▶ [Supplied information]
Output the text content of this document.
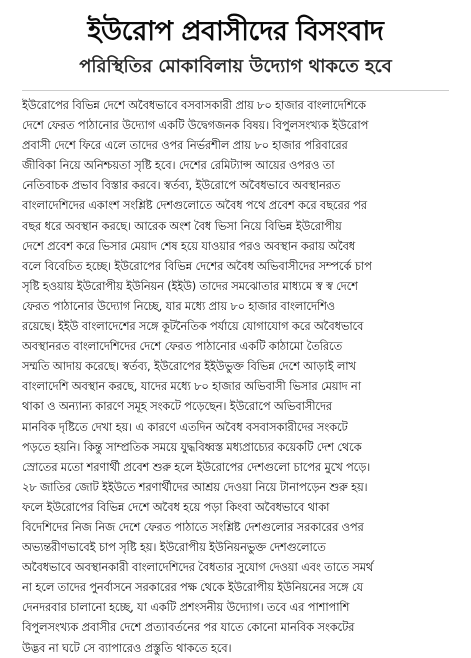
ইউরোপ প্রবাসীদের বিসংবাদ
পরিস্থিতির মোকাবিলায় উদ্যোগ থাকতে হবে
ইউরোপের বিভিন্ন দেশে অবৈধভাবে বসবাসকারী প্রায় ৮০ হাজার বাংলাদেশিকে
দেশে ফেরত পাঠানোর উদ্যোগ একটি উদ্বেগজনক বিষয়। বিপুলসংখ্যক ইউরোপ
প্রবাসী দেশে ফিরে এলে তাদের ওপর নির্ভরশীল প্রায় ৮০ হাজার পরিবারের
জীবিকা নিয়ে অনিশ্চয়তা সৃষ্টি হবে। দেশের রেমিট্যান্স আয়ের ওপরও তা
নেতিবাচক প্রভাব বিস্তার করবে। স্বর্তব্য, ইউরোপে অবৈধভাবে অবস্থানরত
বাংলাদেশিদের একাংশ সংশ্লিষ্ট দেশগুলোতে অবৈধ পথে প্রবেশ করে বছরের পর
বছর ধরে অবস্থান করছে। আরেক অংশ বৈধ ভিসা নিয়ে বিভিন্ন ইউরোপীয়
দেশে প্রবেশ করে ভিসার মেয়াদ শেষ হয়ে যাওয়ার পরও অবস্থান করায় অবৈধ
বলে বিবেচিত হচ্ছে। ইউরোপের বিভিন্ন দেশের অবৈধ অভিবাসীদের সম্পর্কে চাপ
সৃষ্টি হওয়ায় ইউরোপীয় ইউনিয়ন (ইইউ) তাদের সমঝোতার মাধ্যমে স্ব স্ব দেশে
ফেরত পাঠানোর উদ্যোগ নিচ্ছে, যার মধ্যে প্রায় ৮০ হাজার বাংলাদেশিও
রয়েছে। ইইউ বাংলাদেশের সঙ্গে কূটনৈতিক পর্যায়ে যোগাযোগ করে অবৈধভাবে
অবস্থানরত বাংলাদেশিদের দেশে ফেরত পাঠানোর একটি কাঠামো তৈরিতে
সম্মতি আদায় করেছে। স্বর্তব্য, ইউরোপের ইইউভুক্ত বিভিন্ন দেশে আড়াই লাখ
বাংলাদেশি অবস্থান করছে, যাদের মধ্যে ৮০ হাজার অভিবাসী ভিসার মেয়াদ না
থাকা ও অন্যান্য কারণে সমূহ সংকটে পড়েছেন। ইউরোপে অভিবাসীদের
মানবিক দৃষ্টিতে দেখা হয়। এ কারণে এতদিন অবৈধ বসবাসকারীদের সংকটে
পড়তে হয়নি। কিন্তু সাম্প্রতিক সময়ে যুদ্ধবিধ্বস্ত মধ্যপ্রাচ্যের কয়েকটি দেশ থেকে
স্রোতের মতো শরণার্থী প্রবেশ শুরু হলে ইউরোপের দেশগুলো চাপের মুখে পড়ে।
২৮ জাতির জোট ইইউতে শরণার্থীদের আশ্রয় দেওয়া নিয়ে টানাপড়েন শুরু হয়।
ফলে ইউরোপের বিভিন্ন দেশে অবৈধ হয়ে পড়া কিংবা অবৈধভাবে থাকা
বিদেশিদের নিজ নিজ দেশে ফেরত পাঠাতে সংশ্লিষ্ট দেশগুলোর সরকারের ওপর
অভ্যন্তরীণভাবেই চাপ সৃষ্টি হয়। ইউরোপীয় ইউনিয়নভুক্ত দেশগুলোতে
অবৈধভাবে অবস্থানকারী বাংলাদেশিদের বৈধতার সুযোগ দেওয়া এবং তাতে সমর্থ
না হলে তাদের পুনর্বাসনে সরকারের পক্ষ থেকে ইউরোপীয় ইউনিয়নের সঙ্গে যে
দেনদরবার চালানো হচ্ছে, যা একটি প্রশংসনীয় উদ্যোগ। তবে এর পাশাপাশি
বিপুলসংখ্যক প্রবাসীর দেশে প্রত্যাবর্তনের পর যাতে কোনো মানবিক সংকটের
উদ্ভব না ঘটে সে ব্যাপারেও প্রস্তুতি থাকতে হবে।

▶ [Problem to work on]
Copy all the entries word for word. Omit any pictures.

▶ [The reply]
Output the text content of this document.
ইউরোপ প্রবাসীদের বিসংবাদ
পরিস্থিতির মোকাবিলায় উদ্যোগ থাকতে হবে
ইউরোপের বিভিন্ন দেশে অবৈধভাবে বসবাসকারী প্রায় ৮০ হাজার বাংলাদেশিকে
দেশে ফেরত পাঠানোর উদ্যোগ একটি উদ্বেগজনক বিষয়। বিপুলসংখ্যক ইউরোপ
প্রবাসী দেশে ফিরে এলে তাদের ওপর নির্ভরশীল প্রায় ৮০ হাজার পরিবারের
জীবিকা নিয়ে অনিশ্চয়তা সৃষ্টি হবে। দেশের রেমিট্যান্স আয়ের ওপরও তা
নেতিবাচক প্রভাব বিস্তার করবে। স্বর্তব্য, ইউরোপে অবৈধভাবে অবস্থানরত
বাংলাদেশিদের একাংশ সংশ্লিষ্ট দেশগুলোতে অবৈধ পথে প্রবেশ করে বছরের পর
বছর ধরে অবস্থান করছে। আরেক অংশ বৈধ ভিসা নিয়ে বিভিন্ন ইউরোপীয়
দেশে প্রবেশ করে ভিসার মেয়াদ শেষ হয়ে যাওয়ার পরও অবস্থান করায় অবৈধ
বলে বিবেচিত হচ্ছে। ইউরোপের বিভিন্ন দেশের অবৈধ অভিবাসীদের সম্পর্কে চাপ
সৃষ্টি হওয়ায় ইউরোপীয় ইউনিয়ন (ইইউ) তাদের সমঝোতার মাধ্যমে স্ব স্ব দেশে
ফেরত পাঠানোর উদ্যোগ নিচ্ছে, যার মধ্যে প্রায় ৮০ হাজার বাংলাদেশিও
রয়েছে। ইইউ বাংলাদেশের সঙ্গে কূটনৈতিক পর্যায়ে যোগাযোগ করে অবৈধভাবে
অবস্থানরত বাংলাদেশিদের দেশে ফেরত পাঠানোর একটি কাঠামো তৈরিতে
সম্মতি আদায় করেছে। স্বর্তব্য, ইউরোপের ইইউভুক্ত বিভিন্ন দেশে আড়াই লাখ
বাংলাদেশি অবস্থান করছে, যাদের মধ্যে ৮০ হাজার অভিবাসী ভিসার মেয়াদ না
থাকা ও অন্যান্য কারণে সমূহ সংকটে পড়েছেন। ইউরোপে অভিবাসীদের
মানবিক দৃষ্টিতে দেখা হয়। এ কারণে এতদিন অবৈধ বসবাসকারীদের সংকটে
পড়তে হয়নি। কিন্তু সাম্প্রতিক সময়ে যুদ্ধবিধ্বস্ত মধ্যপ্রাচ্যের কয়েকটি দেশ থেকে
স্রোতের মতো শরণার্থী প্রবেশ শুরু হলে ইউরোপের দেশগুলো চাপের মুখে পড়ে।
২৮ জাতির জোট ইইউতে শরণার্থীদের আশ্রয় দেওয়া নিয়ে টানাপড়েন শুরু হয়।
ফলে ইউরোপের বিভিন্ন দেশে অবৈধ হয়ে পড়া কিংবা অবৈধভাবে থাকা
বিদেশিদের নিজ নিজ দেশে ফেরত পাঠাতে সংশ্লিষ্ট দেশগুলোর সরকারের ওপর
অভ্যন্তরীণভাবেই চাপ সৃষ্টি হয়। ইউরোপীয় ইউনিয়নভুক্ত দেশগুলোতে
অবৈধভাবে অবস্থানকারী বাংলাদেশিদের বৈধতার সুযোগ দেওয়া এবং তাতে সমর্থ
না হলে তাদের পুনর্বাসনে সরকারের পক্ষ থেকে ইউরোপীয় ইউনিয়নের সঙ্গে যে
দেনদরবার চালানো হচ্ছে, যা একটি প্রশংসনীয় উদ্যোগ। তবে এর পাশাপাশি
বিপুলসংখ্যক প্রবাসীর দেশে প্রত্যাবর্তনের পর যাতে কোনো মানবিক সংকটের
উদ্ভব না ঘটে সে ব্যাপারেও প্রস্তুতি থাকতে হবে।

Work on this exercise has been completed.